▸ **Instruction**: Scan the data beneath this task and copy each line that includes "from".

--- Task inputs ---

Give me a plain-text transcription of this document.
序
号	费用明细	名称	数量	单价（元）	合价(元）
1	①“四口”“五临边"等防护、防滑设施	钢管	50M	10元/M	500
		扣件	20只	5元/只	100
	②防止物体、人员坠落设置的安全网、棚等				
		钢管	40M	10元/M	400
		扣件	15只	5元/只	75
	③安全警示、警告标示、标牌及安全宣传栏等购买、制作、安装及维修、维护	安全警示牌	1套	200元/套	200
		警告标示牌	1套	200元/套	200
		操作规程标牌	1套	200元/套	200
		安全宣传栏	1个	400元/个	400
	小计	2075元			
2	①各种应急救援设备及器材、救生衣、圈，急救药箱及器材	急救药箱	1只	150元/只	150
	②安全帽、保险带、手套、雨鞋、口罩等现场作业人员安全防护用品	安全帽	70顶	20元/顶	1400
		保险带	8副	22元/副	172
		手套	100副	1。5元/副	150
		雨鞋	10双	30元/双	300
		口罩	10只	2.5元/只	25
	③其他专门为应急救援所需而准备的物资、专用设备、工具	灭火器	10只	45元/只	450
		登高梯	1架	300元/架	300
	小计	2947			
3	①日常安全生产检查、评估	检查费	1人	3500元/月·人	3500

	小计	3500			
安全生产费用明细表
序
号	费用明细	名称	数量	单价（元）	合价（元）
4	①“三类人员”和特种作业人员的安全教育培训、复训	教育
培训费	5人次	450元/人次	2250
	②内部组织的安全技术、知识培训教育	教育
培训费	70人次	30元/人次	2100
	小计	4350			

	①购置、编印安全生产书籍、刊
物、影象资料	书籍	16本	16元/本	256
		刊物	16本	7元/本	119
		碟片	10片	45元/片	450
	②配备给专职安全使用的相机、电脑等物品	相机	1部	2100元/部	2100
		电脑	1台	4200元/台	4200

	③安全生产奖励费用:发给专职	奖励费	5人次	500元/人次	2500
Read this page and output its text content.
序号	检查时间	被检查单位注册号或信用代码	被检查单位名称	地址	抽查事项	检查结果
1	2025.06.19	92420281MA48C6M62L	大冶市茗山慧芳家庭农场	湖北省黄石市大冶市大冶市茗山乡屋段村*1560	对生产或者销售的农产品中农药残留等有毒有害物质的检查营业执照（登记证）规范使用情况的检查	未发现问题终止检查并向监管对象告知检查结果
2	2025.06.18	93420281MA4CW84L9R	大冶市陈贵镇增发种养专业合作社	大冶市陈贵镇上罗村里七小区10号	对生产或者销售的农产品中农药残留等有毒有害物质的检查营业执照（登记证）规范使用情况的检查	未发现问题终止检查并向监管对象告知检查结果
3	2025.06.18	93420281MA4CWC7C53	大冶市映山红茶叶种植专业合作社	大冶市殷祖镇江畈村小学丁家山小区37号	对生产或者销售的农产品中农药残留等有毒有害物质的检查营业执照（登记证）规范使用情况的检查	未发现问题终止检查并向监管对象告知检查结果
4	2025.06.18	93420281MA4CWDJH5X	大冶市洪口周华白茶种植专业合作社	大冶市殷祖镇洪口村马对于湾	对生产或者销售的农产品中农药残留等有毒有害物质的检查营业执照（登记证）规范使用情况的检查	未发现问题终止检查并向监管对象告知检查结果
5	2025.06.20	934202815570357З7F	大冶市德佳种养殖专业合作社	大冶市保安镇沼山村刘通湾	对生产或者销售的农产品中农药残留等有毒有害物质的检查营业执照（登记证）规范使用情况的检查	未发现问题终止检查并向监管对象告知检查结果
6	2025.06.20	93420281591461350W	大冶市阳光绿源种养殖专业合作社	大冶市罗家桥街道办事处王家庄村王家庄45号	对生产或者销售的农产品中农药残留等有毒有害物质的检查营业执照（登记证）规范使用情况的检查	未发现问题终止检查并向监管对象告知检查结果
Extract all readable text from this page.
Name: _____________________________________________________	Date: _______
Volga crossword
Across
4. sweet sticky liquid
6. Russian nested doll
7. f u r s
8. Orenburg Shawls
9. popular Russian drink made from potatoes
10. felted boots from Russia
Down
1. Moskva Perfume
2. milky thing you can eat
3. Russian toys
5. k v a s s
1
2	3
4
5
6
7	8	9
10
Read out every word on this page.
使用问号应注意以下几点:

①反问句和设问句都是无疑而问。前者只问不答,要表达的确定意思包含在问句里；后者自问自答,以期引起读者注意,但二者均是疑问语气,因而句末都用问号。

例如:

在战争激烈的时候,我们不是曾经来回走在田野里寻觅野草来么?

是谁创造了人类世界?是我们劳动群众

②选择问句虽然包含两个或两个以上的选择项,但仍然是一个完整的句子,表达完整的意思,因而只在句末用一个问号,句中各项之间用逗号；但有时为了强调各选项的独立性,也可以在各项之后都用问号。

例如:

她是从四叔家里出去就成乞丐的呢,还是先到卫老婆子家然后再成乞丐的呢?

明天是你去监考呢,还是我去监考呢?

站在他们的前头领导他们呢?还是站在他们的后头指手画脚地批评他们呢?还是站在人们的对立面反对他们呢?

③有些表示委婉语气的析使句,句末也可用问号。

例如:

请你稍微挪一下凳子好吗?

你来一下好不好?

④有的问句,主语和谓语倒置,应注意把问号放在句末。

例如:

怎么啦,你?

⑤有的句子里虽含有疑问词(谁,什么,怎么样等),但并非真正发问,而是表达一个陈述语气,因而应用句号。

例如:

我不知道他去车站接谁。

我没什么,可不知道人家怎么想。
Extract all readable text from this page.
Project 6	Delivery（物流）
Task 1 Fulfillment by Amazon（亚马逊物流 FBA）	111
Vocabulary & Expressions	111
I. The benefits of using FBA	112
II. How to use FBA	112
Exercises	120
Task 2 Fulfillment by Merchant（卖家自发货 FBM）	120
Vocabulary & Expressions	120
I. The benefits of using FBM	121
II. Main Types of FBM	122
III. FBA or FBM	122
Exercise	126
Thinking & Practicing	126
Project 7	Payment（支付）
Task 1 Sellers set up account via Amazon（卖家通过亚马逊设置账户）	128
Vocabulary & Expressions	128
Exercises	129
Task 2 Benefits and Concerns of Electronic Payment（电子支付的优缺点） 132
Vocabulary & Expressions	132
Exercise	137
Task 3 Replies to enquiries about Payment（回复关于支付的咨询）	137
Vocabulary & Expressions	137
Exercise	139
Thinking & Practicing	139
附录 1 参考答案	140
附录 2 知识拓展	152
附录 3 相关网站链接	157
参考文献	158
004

---

▸ **Solution**:
Extract all readable text from this page.
9. popular Russian drink made from potatoes
10. felted boots from Russia
Extract all readable text from this page.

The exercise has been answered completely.